O juiz da 6ª Vara da Fazenda Estadual de Belo Horizonte, Manoel dos Reis Morais, deferiu uma tutela antecipada para determinar a reativação do abastecimento de água para uma usuária.
Uma consumidora reclamou que, a partir de outubro de 2005, seu consumo de água aumentou significativamente. Esse aumento se deu após a troca do medidor pela companhia prestadora do serviço. Ela alega que não há nenhum vazamento e que a alteração do consumo não é compatível com seu estilo de vida. Para rever os valores cobrados, ela ingressou com uma ação no Juizado Especial Cível, mas o processo foi extinto sem julgamento do mérito. Procurou a Defensoria Pública para ajuizar outra ação, mas foi surpreendida com o corte de sua água, tendo em vista a falta de pagamento. Ela pondera que nem teve tempo de discutir o direito.

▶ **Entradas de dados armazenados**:
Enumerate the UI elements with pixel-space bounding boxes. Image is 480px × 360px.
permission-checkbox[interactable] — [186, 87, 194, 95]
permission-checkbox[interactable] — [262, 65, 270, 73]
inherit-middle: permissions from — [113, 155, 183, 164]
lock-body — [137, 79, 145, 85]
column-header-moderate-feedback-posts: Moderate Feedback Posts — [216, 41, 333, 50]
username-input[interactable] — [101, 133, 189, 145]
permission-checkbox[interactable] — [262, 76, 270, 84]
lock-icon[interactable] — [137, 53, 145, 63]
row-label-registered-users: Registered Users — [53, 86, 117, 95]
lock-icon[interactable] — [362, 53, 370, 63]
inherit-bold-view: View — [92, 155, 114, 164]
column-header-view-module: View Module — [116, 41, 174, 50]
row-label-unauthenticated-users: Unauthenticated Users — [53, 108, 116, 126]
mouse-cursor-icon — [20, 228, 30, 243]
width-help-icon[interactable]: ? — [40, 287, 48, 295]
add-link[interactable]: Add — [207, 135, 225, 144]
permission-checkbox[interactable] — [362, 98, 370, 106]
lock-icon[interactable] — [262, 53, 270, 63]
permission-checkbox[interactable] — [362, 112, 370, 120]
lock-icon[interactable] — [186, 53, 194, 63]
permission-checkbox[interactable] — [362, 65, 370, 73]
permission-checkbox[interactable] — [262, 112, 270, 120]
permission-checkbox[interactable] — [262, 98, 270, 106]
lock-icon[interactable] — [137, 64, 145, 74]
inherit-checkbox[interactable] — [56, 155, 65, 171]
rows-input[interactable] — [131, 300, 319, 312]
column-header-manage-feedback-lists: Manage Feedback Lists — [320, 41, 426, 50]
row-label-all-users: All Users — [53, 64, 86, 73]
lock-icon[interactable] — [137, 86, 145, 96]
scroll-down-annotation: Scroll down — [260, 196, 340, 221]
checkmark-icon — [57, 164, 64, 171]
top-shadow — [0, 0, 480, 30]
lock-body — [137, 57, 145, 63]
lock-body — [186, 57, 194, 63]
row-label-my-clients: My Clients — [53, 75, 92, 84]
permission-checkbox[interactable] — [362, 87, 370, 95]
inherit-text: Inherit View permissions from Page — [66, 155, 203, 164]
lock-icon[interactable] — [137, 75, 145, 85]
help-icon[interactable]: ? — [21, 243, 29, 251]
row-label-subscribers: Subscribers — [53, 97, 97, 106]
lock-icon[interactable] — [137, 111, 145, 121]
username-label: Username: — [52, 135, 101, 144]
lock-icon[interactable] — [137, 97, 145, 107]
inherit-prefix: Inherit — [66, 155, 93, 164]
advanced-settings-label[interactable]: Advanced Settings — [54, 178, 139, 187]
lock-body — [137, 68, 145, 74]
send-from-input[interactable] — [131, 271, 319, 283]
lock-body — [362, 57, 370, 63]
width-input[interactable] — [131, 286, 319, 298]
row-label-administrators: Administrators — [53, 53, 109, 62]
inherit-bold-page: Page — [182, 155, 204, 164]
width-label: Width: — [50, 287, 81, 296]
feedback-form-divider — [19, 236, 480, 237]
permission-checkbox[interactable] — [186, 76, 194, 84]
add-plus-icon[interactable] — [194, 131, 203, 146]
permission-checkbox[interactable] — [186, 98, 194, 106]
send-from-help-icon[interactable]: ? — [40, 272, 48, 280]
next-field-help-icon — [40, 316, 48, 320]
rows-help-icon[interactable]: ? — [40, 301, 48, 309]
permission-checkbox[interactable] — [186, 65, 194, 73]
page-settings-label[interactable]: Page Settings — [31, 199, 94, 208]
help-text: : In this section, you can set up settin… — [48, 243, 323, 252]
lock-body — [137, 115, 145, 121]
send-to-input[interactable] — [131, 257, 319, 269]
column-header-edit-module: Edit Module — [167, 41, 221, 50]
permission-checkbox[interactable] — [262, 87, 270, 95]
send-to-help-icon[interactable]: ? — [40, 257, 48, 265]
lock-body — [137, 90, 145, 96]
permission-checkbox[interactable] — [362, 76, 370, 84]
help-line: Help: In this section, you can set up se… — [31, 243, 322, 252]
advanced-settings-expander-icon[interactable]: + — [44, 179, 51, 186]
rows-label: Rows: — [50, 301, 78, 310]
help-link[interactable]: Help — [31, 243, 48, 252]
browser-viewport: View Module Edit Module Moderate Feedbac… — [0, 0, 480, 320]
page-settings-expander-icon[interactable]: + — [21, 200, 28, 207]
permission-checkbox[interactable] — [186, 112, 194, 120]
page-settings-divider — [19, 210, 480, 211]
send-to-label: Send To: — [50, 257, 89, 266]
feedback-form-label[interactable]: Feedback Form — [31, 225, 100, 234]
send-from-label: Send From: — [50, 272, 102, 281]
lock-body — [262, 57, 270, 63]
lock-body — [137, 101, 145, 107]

▶ **Objetivo do exercício**: Reproduza sem alterações, na notícia sobre o corte de água, o trecho de "Uma consumidora reclamou" até "discutir o direito.". As linhas acima provêm de uma fonte distinta da do texto.

▶ **Resposta à tarefa**:
Uma consumidora reclamou que, a partir de outubro de 2005, seu consumo de água aumentou significativamente. Esse aumento se deu após a troca do medidor pela companhia prestadora do serviço. Ela alega que não há nenhum vazamento e que a alteração do consumo não é compatível com seu estilo de vida. Para rever os valores cobrados, ela ingressou com uma ação no Juizado Especial Cível, mas o processo foi extinto sem julgamento do mérito. Procurou a Defensoria Pública para ajuizar outra ação, mas foi surpreendida com o corte de sua água, tendo em vista a falta de pagamento. Ela pondera que nem teve tempo de discutir o direito.